課題資料:
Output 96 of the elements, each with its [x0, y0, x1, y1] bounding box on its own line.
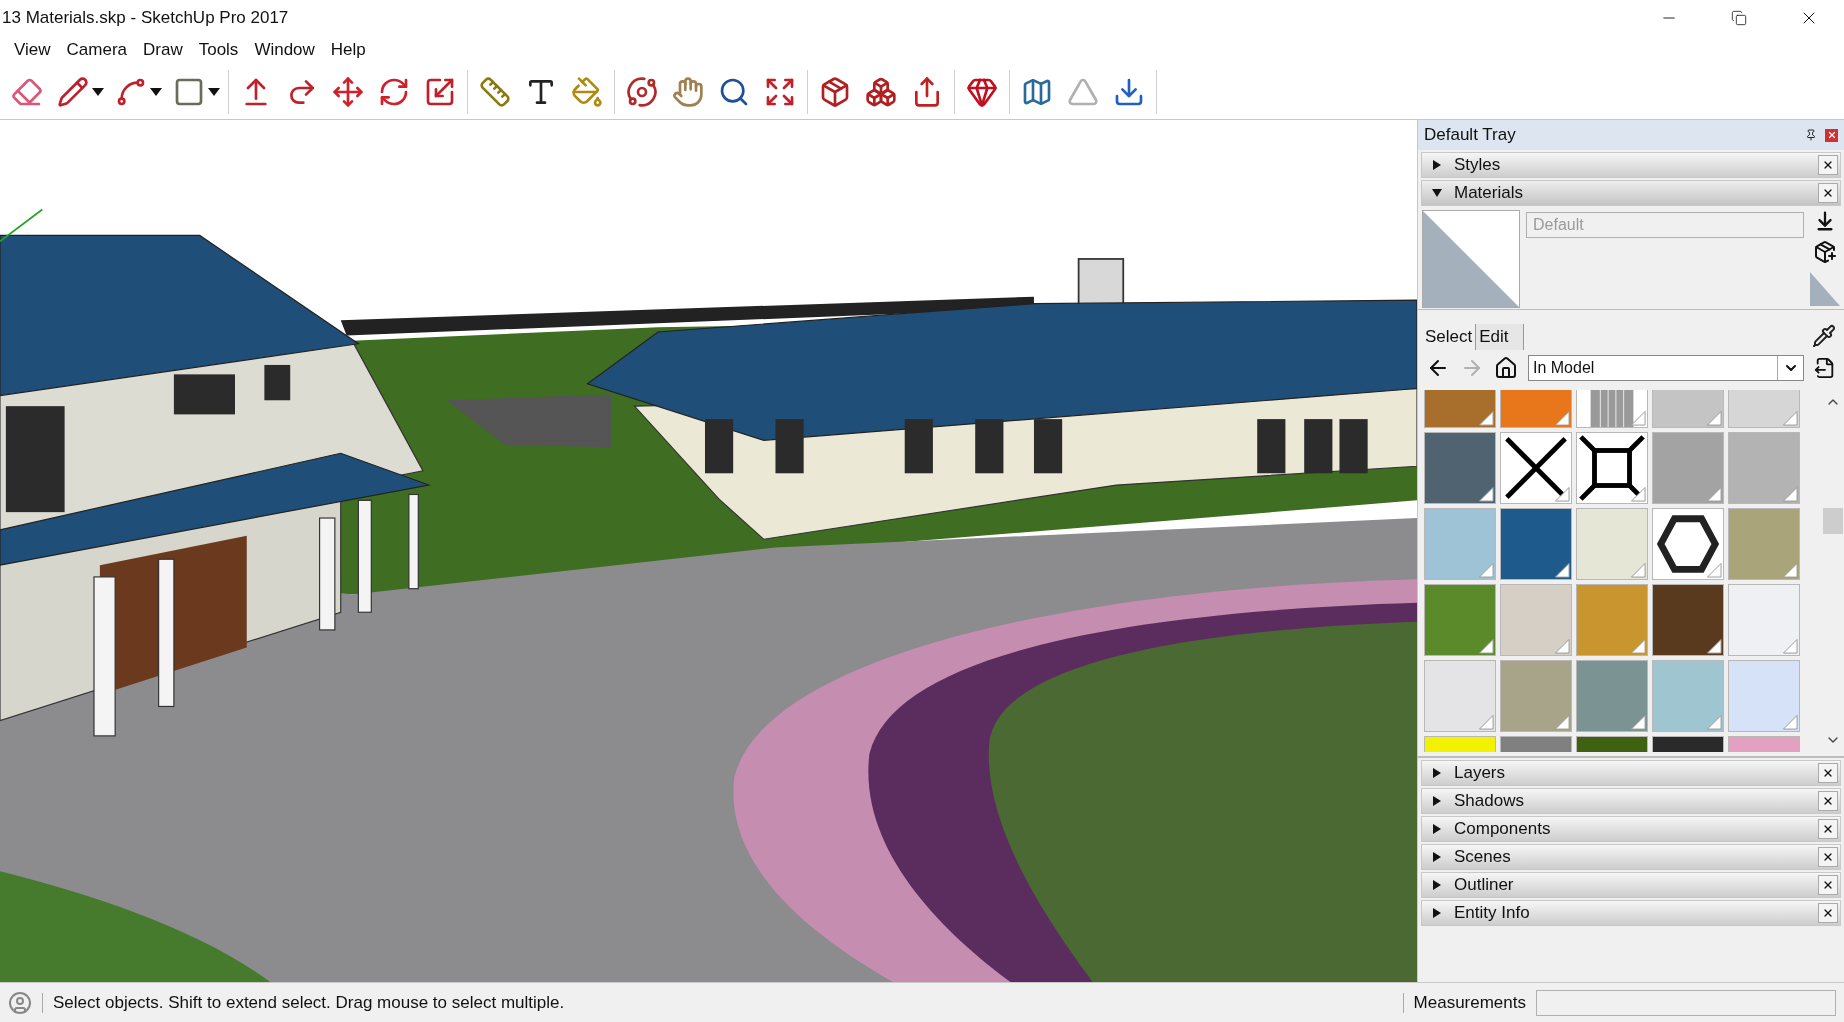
- material-swatch[interactable]: [1424, 584, 1496, 656]
- secondary-swatch-icon[interactable]: [1810, 272, 1840, 306]
- scrollbar-thumb[interactable]: [1823, 508, 1843, 534]
- materials-tab[interactable]: Edit: [1476, 324, 1524, 350]
- material-swatch[interactable]: [1576, 584, 1648, 656]
- home-icon[interactable]: [1494, 356, 1518, 380]
- tray-panel-header[interactable]: Outliner: [1421, 872, 1841, 898]
- user-icon[interactable]: [8, 990, 32, 1015]
- collapsed-arrow-icon: [1432, 824, 1442, 834]
- package-icon[interactable]: [819, 75, 851, 108]
- box-plus-icon[interactable]: [1813, 240, 1837, 264]
- material-swatch[interactable]: [1728, 508, 1800, 580]
- window-title: 13 Materials.skp - SketchUp Pro 2017: [1, 7, 290, 30]
- material-swatch[interactable]: [1424, 660, 1496, 732]
- restore-icon[interactable]: [1731, 10, 1747, 26]
- menu-item[interactable]: Help: [322, 37, 374, 63]
- menu-item[interactable]: Camera: [58, 37, 135, 63]
- status-message: Select objects. Shift to extend select. Drag mouse to select multiple.: [53, 991, 566, 1014]
- collection-dropdown[interactable]: In Model: [1528, 355, 1804, 381]
- close-icon: [1822, 187, 1834, 199]
- move-icon[interactable]: [332, 75, 364, 108]
- menu-item[interactable]: View: [6, 37, 59, 63]
- material-swatch[interactable]: [1728, 432, 1800, 504]
- collapsed-arrow-icon: [1432, 160, 1442, 170]
- close-panel-button[interactable]: [1818, 791, 1838, 811]
- material-swatch[interactable]: [1728, 584, 1800, 656]
- close-icon: [1826, 130, 1837, 140]
- material-swatch[interactable]: [1576, 432, 1648, 504]
- close-panel-button[interactable]: [1818, 847, 1838, 867]
- material-swatch[interactable]: [1576, 508, 1648, 580]
- material-swatch[interactable]: [1652, 660, 1724, 732]
- material-swatch[interactable]: [1500, 432, 1572, 504]
- measurements-label: Measurements: [1413, 991, 1526, 1014]
- close-panel-button[interactable]: [1818, 183, 1838, 203]
- menu-item[interactable]: Window: [246, 37, 323, 63]
- tray-panel-header[interactable]: Shadows: [1421, 788, 1841, 814]
- pin-icon[interactable]: [1805, 129, 1817, 141]
- panel-title: Shadows: [1454, 790, 1525, 813]
- close-icon: [1822, 851, 1834, 863]
- material-swatch[interactable]: [1728, 660, 1800, 732]
- materials-tab[interactable]: Select: [1422, 324, 1477, 350]
- boxes-icon[interactable]: [865, 75, 897, 108]
- tray-panel-header[interactable]: Layers: [1421, 760, 1841, 786]
- material-swatch[interactable]: [1424, 508, 1496, 580]
- expanded-arrow-icon: [1432, 188, 1442, 198]
- panel-title: Layers: [1454, 762, 1507, 785]
- collapsed-arrow-icon: [1432, 852, 1442, 862]
- tray-panel-header[interactable]: Materials: [1421, 180, 1841, 206]
- material-swatch[interactable]: [1424, 432, 1496, 504]
- material-swatch[interactable]: [1500, 584, 1572, 656]
- pencil-icon[interactable]: [57, 75, 89, 108]
- orbit-icon[interactable]: [626, 75, 658, 108]
- close-panel-button[interactable]: [1818, 875, 1838, 895]
- tray-panel-header[interactable]: Entity Info: [1421, 900, 1841, 926]
- dropdown-caret-icon[interactable]: [208, 87, 220, 96]
- panel-title: Outliner: [1454, 874, 1515, 897]
- details-arrow-icon[interactable]: [1814, 357, 1836, 379]
- collapsed-arrow-icon: [1432, 880, 1442, 890]
- panel-title: Entity Info: [1454, 902, 1531, 925]
- material-swatch[interactable]: [1652, 508, 1724, 580]
- menu-item[interactable]: Tools: [190, 37, 247, 63]
- measurements-field[interactable]: [1536, 989, 1836, 1016]
- close-icon: [1822, 907, 1834, 919]
- close-panel-button[interactable]: [1818, 763, 1838, 783]
- close-panel-button[interactable]: [1818, 155, 1838, 175]
- panel-title: Materials: [1454, 182, 1524, 205]
- dropdown-caret-icon[interactable]: [92, 87, 104, 96]
- panel-title: Styles: [1454, 154, 1502, 177]
- material-swatch[interactable]: [1500, 660, 1572, 732]
- close-icon: [1822, 767, 1834, 779]
- close-icon: [1822, 823, 1834, 835]
- tray-panel-header[interactable]: Styles: [1421, 152, 1841, 178]
- tray-title: Default Tray: [1424, 124, 1517, 147]
- tape-measure-icon[interactable]: [479, 75, 511, 108]
- material-swatch[interactable]: [1652, 432, 1724, 504]
- close-icon: [1822, 795, 1834, 807]
- panel-title: Components: [1454, 818, 1552, 841]
- hand-icon[interactable]: [672, 75, 704, 108]
- tray-panel-header[interactable]: Components: [1421, 816, 1841, 842]
- close-panel-button[interactable]: [1818, 903, 1838, 923]
- panel-title: Scenes: [1454, 846, 1512, 869]
- tray-panel-header[interactable]: Scenes: [1421, 844, 1841, 870]
- dropdown-caret-icon[interactable]: [150, 87, 162, 96]
- material-swatch[interactable]: [1652, 584, 1724, 656]
- collapsed-arrow-icon: [1432, 768, 1442, 778]
- material-swatch[interactable]: [1576, 660, 1648, 732]
- paint-bucket-icon[interactable]: [571, 75, 603, 108]
- material-swatch[interactable]: [1500, 508, 1572, 580]
- close-icon: [1822, 879, 1834, 891]
- close-panel-button[interactable]: [1818, 819, 1838, 839]
- menu-item[interactable]: Draw: [135, 37, 191, 63]
- close-tray-button[interactable]: [1825, 128, 1838, 142]
- close-icon: [1822, 159, 1834, 171]
- eyedropper-icon[interactable]: [1812, 324, 1836, 348]
- collapsed-arrow-icon: [1432, 908, 1442, 918]
- collapsed-arrow-icon: [1432, 796, 1442, 806]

課題の指示: 上の資料から、「- material-swatch[interactable]: [1424, 584, 1496, 656]」を含む行から「- menu-item[interactable]: Window: [246, 37, 323, 63]」を含む行までを、両端の行も含めて一字も変えずに引用しなさい。

解答例:
- material-swatch[interactable]: [1424, 584, 1496, 656]
- secondary-swatch-icon[interactable]: [1810, 272, 1840, 306]
- scrollbar-thumb[interactable]: [1823, 508, 1843, 534]
- materials-tab[interactable]: Edit: [1476, 324, 1524, 350]
- material-swatch[interactable]: [1576, 584, 1648, 656]
- home-icon[interactable]: [1494, 356, 1518, 380]
- tray-panel-header[interactable]: Outliner: [1421, 872, 1841, 898]
- user-icon[interactable]: [8, 990, 32, 1015]
- collapsed-arrow-icon: [1432, 824, 1442, 834]
- package-icon[interactable]: [819, 75, 851, 108]
- box-plus-icon[interactable]: [1813, 240, 1837, 264]
- material-swatch[interactable]: [1728, 508, 1800, 580]
- window-title: 13 Materials.skp - SketchUp Pro 2017: [1, 7, 290, 30]
- material-swatch[interactable]: [1424, 660, 1496, 732]
- restore-icon[interactable]: [1731, 10, 1747, 26]
- menu-item[interactable]: Help: [322, 37, 374, 63]
- menu-item[interactable]: Camera: [58, 37, 135, 63]
- status-message: Select objects. Shift to extend select. Drag mouse to select multiple.: [53, 991, 566, 1014]
- collection-dropdown[interactable]: In Model: [1528, 355, 1804, 381]
- close-icon: [1822, 187, 1834, 199]
- move-icon[interactable]: [332, 75, 364, 108]
- menu-item[interactable]: View: [6, 37, 59, 63]
- material-swatch[interactable]: [1728, 432, 1800, 504]
- collapsed-arrow-icon: [1432, 160, 1442, 170]
- close-panel-button[interactable]: [1818, 791, 1838, 811]
- material-swatch[interactable]: [1728, 584, 1800, 656]
- close-icon: [1826, 130, 1837, 140]
- material-swatch[interactable]: [1576, 432, 1648, 504]
- close-panel-button[interactable]: [1818, 847, 1838, 867]
- material-swatch[interactable]: [1576, 508, 1648, 580]
- material-swatch[interactable]: [1652, 660, 1724, 732]
- material-swatch[interactable]: [1500, 432, 1572, 504]
- measurements-label: Measurements: [1413, 991, 1526, 1014]
- close-panel-button[interactable]: [1818, 183, 1838, 203]
- menu-item[interactable]: Window: [246, 37, 323, 63]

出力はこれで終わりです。